Regex: how to substitute a string with n occurrences of a substring

As a premise, I have an HTML text, with some <ol> elements. These have a start attribute, but the framework I'm using is not capable to interpret them during a PDF conversion. So, the trick I am trying to apply is to add a number of invisible <li> elements at the beginning.
As an example, suppose this input text:
<ol start="3">
<li>Element 1</li>
<li>Element 2</li>
<li>Element 3</li>
</ol>
I want to produce this result:
<ol>
<li style="visibility:hidden"></li>
<li style="visibility:hidden"></li>
<li>Element 1</li>
<li>Element 2</li>
<li>Element 3</li>
</ol>
So, adding n-1 invisible elements into the ordered list.
But I'm not able to do that from Java in a generalized way.
Supposing the exact case in the example, I could do this (using replace, so - to be honest - without regex):
htmlString = htmlString.replace("<ol start=\"3\">",
"<ol><li style=\"visibility:hidden\"></li><li style=\"visibility:hidden\"></li>");
But, obviously, it just applies to the case with "start=3". I know that I can use groups to extract the "3", but how can I use it as a "variable" to specify the string <li style=\"visibility:hidden\"></li> n-1 number of times?
Thanks for any insight.
You cannot do this using regular expressions, or even if you find some hack to do this it's going to be a suboptimal solution..
The right way to do this is to use an HTML parsing library (e.g. Jsoup) and then add the <li> tags as children to the <ol>, specifically using the Element#prepend method. (With Jsoup you can also read the start attribute value in order to compute how many elements to add)

YOUR TASKS:
- A) In the forum thread on ordered lists, which Jsoup method does the reply recommend for adding the <li> tags to the <ol>?
- B) Condense the paragraph of the forum thread on ordered lists that begins "As a premise, I have an HTML text" into a short bulleted list that keeps its main facts.
The lines after this come from a separate source, unrelated to the forum thread on ordered lists.

PROVIDED INFORMATION:
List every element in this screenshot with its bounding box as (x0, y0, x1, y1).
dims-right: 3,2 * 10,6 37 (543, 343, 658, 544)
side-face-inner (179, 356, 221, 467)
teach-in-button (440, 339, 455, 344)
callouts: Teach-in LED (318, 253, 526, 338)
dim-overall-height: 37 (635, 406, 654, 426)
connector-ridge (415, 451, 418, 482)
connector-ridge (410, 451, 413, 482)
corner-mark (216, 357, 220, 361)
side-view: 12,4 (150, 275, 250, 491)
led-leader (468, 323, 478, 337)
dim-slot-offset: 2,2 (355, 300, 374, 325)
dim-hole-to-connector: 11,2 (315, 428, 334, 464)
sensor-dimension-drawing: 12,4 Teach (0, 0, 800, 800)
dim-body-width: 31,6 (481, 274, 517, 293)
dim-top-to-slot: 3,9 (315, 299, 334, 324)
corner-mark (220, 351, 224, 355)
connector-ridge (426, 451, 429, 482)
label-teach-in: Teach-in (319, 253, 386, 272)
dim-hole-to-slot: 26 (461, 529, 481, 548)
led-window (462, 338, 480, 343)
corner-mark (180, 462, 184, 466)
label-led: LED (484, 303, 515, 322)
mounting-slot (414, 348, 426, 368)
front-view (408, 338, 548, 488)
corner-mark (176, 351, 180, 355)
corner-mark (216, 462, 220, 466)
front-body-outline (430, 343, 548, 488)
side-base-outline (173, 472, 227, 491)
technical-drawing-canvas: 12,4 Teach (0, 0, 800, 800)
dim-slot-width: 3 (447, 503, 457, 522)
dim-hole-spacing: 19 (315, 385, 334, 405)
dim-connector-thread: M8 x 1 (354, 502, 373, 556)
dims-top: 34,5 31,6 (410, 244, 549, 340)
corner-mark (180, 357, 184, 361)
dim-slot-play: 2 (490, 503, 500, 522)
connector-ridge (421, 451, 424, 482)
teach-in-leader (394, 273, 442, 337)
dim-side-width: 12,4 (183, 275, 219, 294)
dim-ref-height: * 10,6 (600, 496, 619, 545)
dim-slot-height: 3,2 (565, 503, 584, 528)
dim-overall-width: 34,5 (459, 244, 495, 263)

EXPECTED RESULTS:
- A) The Element#prepend method.

- B)
- The HTML text contains <ol> elements with a start attribute.
- The framework in use cannot interpret that attribute during PDF conversion.
- The intended workaround is to add invisible <li> elements at the beginning of each list.